(TEXT SEGMENT):
My Journey in Data
Everyone has to start somewhere. That can be unexpected or designed, but you eventually look back and maybe it makes sense. (Been watching Dark on Netflix so time travel has been on my mind)
Trippy philosophy aside, let me talk about what data means to me and what brought me to this day. I want to focus on what I did and learned rather than any company-specific stuff.
These words are pretty much a summary of my journey. Let me elaborate more.
What if?
I would have honestly ended up working at IBM in Research Triangle Park (RTP), NC. I had the opportunity to work in the Pure systems group in 2014 right after grad school. I did Security on Cloud as research and IBM was the big player in RTP that scooped up folks from NC State.
I really don’t know what would have come to be had I accepted that offer. It was compelling, and I wouldn’t have had to move across the country.
Although, I kept hearing “Big data” despite being in the Cloud space for a while. It seemed like something was brewing but I never quite understood until I finally joined this place in Palo Alto, CA.
Cloudera
It was the place to be in data at the time. In a way, the elephant in the room (if you know, you know).
The initial push
It started with 2 back to back courses about Hadoop administration and MapReduce alike were enough to keep anyone engaged. Learning how to spin up a 1 node Hadoop cluster with daemon processes for individual services was fun. I managed to get certified in both. Back then certifications mattered, I guess?
Follow that with the required reading of Hadoop Definitive Guide - Tom White and you are in the midst of the entire Big data ecosystem. It was like reading all of the Harry Potter series in one go.
While it was a great overview of all the technologies, reading only gets you so far. You need to jump in.
My role
This role wasn’t something I expected. It was operations work with customers and their large-scale deployments. These were technical customers who had issues that would occur all over a distributed system landscape.
Debugging, advocating best practices, and seeing how things break at scale was a trip on its own. We’d see things break that were newer on a daily basis.
I worked closely with the largest customer there and even got to engage with Sales and Professional Services. It was a role, unlike anything.
What I learned
Highlighting some of the areas I worked on.
MapReduce - taught me everything about distributed computing. Writing jobs in Java, seeing how schedulers deal with applications, and making sure the memory requirements were tuned were all part of this.

(RECORD EXTRACTS):
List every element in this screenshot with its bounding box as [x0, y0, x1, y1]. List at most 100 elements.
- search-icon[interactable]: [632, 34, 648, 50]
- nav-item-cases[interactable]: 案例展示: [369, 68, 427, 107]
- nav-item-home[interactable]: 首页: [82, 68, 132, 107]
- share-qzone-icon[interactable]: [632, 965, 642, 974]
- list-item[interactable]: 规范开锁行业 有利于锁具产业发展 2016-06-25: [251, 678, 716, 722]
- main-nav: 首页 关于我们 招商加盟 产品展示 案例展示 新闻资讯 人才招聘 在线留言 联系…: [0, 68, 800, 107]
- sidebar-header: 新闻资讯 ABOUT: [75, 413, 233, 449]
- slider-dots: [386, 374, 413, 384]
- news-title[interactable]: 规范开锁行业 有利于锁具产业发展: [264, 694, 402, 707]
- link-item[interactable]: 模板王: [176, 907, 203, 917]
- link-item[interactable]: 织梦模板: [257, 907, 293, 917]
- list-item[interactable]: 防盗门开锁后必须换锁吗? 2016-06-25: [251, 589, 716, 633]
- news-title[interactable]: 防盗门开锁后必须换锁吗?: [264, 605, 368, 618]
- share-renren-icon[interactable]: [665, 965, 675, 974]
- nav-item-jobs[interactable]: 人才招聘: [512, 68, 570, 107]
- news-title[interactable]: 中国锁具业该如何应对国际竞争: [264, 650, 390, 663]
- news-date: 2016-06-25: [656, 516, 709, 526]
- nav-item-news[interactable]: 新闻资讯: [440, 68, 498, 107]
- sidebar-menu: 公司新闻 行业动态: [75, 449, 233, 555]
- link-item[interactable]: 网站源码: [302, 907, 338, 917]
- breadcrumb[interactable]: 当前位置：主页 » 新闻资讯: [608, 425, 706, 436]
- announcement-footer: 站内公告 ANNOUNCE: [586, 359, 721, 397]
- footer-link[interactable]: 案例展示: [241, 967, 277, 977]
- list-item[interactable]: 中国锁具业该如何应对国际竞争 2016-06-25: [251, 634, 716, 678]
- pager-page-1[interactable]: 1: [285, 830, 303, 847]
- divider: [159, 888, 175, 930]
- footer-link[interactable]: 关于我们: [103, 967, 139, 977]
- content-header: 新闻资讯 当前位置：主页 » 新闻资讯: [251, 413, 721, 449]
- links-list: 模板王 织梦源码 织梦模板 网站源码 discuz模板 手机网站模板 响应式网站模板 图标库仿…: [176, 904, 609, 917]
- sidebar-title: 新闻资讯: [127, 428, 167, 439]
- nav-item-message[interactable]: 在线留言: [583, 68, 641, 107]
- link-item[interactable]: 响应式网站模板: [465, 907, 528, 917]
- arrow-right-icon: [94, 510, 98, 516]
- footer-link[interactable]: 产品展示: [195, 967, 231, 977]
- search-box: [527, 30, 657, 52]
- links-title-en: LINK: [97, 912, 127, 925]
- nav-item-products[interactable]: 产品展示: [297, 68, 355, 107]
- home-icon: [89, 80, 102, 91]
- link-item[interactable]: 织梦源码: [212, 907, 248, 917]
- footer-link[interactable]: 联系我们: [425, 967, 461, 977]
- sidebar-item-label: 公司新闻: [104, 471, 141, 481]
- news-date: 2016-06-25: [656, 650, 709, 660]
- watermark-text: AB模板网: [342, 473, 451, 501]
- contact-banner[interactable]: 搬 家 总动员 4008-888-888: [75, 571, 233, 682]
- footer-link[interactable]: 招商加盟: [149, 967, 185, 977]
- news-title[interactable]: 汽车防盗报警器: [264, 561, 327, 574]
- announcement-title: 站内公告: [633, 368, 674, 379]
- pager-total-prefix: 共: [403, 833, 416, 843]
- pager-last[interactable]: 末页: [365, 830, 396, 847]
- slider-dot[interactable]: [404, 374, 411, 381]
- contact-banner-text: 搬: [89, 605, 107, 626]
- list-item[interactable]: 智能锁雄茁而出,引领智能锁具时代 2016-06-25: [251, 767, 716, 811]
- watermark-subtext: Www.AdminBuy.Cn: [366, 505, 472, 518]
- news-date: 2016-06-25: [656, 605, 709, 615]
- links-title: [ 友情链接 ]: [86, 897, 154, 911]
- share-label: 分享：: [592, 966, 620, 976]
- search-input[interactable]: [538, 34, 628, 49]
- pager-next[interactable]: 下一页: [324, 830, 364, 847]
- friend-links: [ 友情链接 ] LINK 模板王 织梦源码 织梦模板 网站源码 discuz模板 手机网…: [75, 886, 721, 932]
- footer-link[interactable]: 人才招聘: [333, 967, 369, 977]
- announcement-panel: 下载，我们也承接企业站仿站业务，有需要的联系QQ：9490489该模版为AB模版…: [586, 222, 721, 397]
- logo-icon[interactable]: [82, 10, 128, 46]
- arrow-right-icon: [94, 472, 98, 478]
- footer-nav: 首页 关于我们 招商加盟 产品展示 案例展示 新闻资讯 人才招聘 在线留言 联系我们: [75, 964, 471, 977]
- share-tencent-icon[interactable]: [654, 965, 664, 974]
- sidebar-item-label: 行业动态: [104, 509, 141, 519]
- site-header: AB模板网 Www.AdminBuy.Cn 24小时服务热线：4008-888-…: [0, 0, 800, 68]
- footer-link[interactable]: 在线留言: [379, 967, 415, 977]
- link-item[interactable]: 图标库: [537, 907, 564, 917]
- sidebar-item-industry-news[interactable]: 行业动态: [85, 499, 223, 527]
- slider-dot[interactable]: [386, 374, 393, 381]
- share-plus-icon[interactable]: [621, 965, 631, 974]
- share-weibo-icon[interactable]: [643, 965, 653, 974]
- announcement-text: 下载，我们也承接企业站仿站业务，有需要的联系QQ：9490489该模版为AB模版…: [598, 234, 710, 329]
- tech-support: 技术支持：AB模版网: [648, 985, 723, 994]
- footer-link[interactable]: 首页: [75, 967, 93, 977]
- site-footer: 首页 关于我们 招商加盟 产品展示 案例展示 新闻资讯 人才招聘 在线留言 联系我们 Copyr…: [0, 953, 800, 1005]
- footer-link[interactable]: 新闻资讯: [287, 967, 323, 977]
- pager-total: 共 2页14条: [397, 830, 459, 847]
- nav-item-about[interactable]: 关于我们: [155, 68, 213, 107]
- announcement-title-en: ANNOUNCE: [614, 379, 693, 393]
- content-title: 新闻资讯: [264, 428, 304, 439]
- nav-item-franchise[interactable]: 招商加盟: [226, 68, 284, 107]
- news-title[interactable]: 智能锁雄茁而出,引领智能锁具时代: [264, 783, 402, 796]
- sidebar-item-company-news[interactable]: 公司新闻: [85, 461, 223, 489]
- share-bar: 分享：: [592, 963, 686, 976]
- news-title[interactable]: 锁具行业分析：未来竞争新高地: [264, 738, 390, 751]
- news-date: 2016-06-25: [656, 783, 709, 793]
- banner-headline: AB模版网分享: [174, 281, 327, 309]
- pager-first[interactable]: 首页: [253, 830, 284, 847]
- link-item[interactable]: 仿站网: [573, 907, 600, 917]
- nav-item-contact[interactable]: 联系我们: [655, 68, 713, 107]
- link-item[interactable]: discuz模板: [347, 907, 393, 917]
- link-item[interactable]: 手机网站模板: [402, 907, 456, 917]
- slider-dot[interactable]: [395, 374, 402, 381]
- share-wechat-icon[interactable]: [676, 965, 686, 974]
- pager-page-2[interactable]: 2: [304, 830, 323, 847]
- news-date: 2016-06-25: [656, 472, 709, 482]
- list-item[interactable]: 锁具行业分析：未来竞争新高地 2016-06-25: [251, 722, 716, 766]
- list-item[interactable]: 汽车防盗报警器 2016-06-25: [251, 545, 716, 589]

(WHAT YOU NEED TO DO):
1. Check these statements against the post about a journey in data. For each, answer yes or no and quote the deciding words. (a) The IBM opportunity came in 2014, right after grad school. (b) The writer failed to get certified after the two Hadoop courses. (c) The role at Cloudera was mainly sales work.
2. In the post about a journey in data, which book was required reading after the two courses?
3. Extend the post about a journey in data with a few more paragraphs that pick up after its final sentence.

(SET OF ANSWERS):
1.
(a) Yes: "I had the opportunity to work in the Pure systems group in 2014 right after grad school."
(b) No: "I managed to get certified in both."
(c) No: "It was operations work with customers and their large-scale deployments."

2. Hadoop Definitive Guide by Tom White.

3.
Spark - I saw this phenomenon being born and then taking this world by storm. You didn’t have Python in this world back then. You had only Scala and Java. Python was a forgotten third child that received no love. But, Spark was powerful and had a strong community. It laid the foundation of my knowledge in this domain.
HDFS - The big beast of storage. You look under the hood and there’s enough complexity and intricacies that you might not grasp it. But, it was the de-facto storage choice for this world. Everything from MapReduce, Hive, and Spark used HDFS. I don’t know what could replace this accurately in the present world.
Hive - SQL over MapReduce. Yes, please. It brought in a lot of new capabilities but still had a strong MapReduce dependency. There was work on Hive-on-Spark, but I can’t remember using it. The Metastore, however, was a valuable piece here (I realized this years later).
Kafka - Funny enough, we at Cloudera received a company-wide Kafka training the same week Confluent was born. It’s like seeing a competitor form out of thin air. I used to attend Kafka meetups at Linkedin’s Mountain View campus (Unite room) to learn more about this new thing. It did deliver and change a lot of the messaging infrastructure world, as predicted back then.
Other tools - notable mentions to Kudu, Pig, Impala, Flume, Scoop, Cloudera Manager, and HBase. These were around and kicking. I didn’t go deeper into these so I won’t speak to them. I did see things here and there but I wish I explored more. There were some interesting learnings about how these tools were built.
Languages - Java was the main one here. A bit of Scala and python were part of my day-to-day.
My experience here kicked off my open source contribution journey too. Read more: [Open source journey]
I left Cloudera in early 2017 to join this other company where they were starting to build a team around Big Data.
Stitch Fix
Coming from a vendor to a user of technologies is a strange shift. Not just in the Engineering practices but also in how you think as an engineer. Different challenges and different perspectives.
My role
In the Algorithms group at Stitch Fix, there were two large teams: Data Science and Data Platform. I was in a sub-team within Data Platform that was tasked with building Data tooling for the Data science teams. Sort of a common tooling layer that all of the DS teams could use.
I stayed in the same team throughout my tenure and it was a joy to learn, build, and contribute to the mission of helping Data science be more productive.
What I learned
I wrote a piece about the general lessons from my time here: [5 lessons from 5 years of building data infrastructure] and I know I didn’t cover technologies in it. I’m going to do that here - somewhat concisely since these are large topics that might even need their own posts.
These are areas of work and tooling alike:
Apache Spark - Bringing my earlier experience here was valuable to me but I learned a lot more about building the infrastructure to support Spark’s usage. I wrote ETLs in Spark to help test or work with Data scientists but my work was focused on building the tooling for them. Managing the clusters (EMR), the Spark binaries, adding new releases, patching, and building all the internal Scala libraries, was what I did as part of this work. Spoke about this in my talk last year: Modularized ETL writing with Apache Spark.
Presto/Trino - Ad-hoc queries were just as important as scheduled ETLs in our world. Learned about Presto’s deployments, its inner workings, and scheduling needs, and that helped in the testing of Trino later. An important tool, IMO, that helps power valuable business insights for the team.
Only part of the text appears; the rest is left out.